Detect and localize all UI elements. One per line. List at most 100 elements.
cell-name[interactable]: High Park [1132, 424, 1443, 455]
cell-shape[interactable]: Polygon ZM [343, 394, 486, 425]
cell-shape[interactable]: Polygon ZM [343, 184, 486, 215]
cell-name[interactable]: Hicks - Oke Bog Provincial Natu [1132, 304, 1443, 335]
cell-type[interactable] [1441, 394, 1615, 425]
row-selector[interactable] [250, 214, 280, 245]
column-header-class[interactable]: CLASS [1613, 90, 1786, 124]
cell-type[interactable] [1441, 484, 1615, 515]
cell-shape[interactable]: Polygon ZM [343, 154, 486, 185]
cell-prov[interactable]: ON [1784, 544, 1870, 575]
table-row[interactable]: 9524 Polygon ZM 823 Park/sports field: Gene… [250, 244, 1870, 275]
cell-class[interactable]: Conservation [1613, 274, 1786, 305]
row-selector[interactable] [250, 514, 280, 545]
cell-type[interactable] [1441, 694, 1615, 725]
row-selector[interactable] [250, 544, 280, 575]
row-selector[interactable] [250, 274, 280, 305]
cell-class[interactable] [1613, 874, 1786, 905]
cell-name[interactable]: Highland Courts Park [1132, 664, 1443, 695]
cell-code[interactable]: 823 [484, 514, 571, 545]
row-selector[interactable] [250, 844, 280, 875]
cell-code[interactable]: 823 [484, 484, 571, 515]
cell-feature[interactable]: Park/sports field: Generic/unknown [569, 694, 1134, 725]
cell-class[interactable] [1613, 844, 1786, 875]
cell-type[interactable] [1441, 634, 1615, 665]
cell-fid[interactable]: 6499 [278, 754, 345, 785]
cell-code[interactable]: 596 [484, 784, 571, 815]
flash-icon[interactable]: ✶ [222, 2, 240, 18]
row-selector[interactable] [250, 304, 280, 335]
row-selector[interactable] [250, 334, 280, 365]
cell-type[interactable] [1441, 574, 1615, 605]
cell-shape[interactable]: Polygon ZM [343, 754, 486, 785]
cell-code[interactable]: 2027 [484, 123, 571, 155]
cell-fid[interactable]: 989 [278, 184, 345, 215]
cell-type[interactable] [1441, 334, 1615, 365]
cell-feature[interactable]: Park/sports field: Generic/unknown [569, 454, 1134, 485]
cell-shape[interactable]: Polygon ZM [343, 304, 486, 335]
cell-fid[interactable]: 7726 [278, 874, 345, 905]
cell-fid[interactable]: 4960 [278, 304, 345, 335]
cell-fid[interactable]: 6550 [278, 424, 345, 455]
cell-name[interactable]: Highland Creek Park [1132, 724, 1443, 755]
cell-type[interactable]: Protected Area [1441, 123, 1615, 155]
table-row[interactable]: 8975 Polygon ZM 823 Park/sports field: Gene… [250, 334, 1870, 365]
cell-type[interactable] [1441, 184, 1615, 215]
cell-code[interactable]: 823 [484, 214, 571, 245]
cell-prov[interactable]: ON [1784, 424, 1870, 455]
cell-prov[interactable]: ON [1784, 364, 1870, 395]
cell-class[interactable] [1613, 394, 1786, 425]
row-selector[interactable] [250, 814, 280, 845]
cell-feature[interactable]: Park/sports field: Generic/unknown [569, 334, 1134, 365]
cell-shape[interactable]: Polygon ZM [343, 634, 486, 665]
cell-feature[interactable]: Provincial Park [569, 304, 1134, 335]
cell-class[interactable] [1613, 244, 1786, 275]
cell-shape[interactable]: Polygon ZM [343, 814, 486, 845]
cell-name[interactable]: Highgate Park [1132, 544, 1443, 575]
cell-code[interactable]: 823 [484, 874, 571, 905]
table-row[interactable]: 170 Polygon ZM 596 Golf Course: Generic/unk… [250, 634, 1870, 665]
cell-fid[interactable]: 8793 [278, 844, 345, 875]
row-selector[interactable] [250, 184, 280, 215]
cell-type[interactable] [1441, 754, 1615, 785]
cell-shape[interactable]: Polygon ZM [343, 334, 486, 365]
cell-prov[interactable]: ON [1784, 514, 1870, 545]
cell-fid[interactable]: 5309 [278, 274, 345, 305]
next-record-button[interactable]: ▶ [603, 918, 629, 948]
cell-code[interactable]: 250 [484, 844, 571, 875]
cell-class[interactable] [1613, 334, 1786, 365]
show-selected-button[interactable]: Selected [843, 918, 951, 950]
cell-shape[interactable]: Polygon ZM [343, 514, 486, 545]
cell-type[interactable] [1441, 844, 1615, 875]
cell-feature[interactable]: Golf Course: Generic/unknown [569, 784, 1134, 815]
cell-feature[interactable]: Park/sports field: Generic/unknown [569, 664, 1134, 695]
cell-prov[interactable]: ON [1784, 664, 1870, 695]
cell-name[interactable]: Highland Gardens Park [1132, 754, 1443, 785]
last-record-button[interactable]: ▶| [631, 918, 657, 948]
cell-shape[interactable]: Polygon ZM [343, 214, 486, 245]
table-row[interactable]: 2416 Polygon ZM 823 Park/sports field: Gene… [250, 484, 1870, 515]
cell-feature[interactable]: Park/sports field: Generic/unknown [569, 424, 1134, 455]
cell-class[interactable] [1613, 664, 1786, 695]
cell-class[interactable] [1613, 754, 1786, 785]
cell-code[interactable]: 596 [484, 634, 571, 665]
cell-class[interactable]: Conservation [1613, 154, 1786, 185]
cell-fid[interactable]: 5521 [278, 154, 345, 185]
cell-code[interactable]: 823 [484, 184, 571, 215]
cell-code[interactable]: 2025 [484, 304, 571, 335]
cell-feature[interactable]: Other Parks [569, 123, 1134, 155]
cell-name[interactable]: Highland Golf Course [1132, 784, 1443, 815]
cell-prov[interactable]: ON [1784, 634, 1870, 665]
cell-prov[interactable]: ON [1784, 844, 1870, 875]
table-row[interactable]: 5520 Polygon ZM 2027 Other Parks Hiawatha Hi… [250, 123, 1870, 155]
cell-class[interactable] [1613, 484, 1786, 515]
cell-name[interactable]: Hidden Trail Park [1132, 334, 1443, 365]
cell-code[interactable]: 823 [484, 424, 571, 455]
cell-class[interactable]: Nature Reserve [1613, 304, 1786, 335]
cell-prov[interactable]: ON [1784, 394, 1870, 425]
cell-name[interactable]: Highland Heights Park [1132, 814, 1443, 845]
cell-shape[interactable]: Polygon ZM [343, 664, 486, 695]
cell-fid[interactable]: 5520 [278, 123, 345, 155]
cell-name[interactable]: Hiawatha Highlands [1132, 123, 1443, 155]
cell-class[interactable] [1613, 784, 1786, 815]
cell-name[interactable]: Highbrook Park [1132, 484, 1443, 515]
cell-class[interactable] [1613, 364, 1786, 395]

━━━━━━━━━━━━━━━━

▶ _Task description_
Pick out every line in the entries above that contains the string "record" and copy each one in full.

▶ _The response_
next-record-button[interactable]: ▶ [603, 918, 629, 948]
last-record-button[interactable]: ▶| [631, 918, 657, 948]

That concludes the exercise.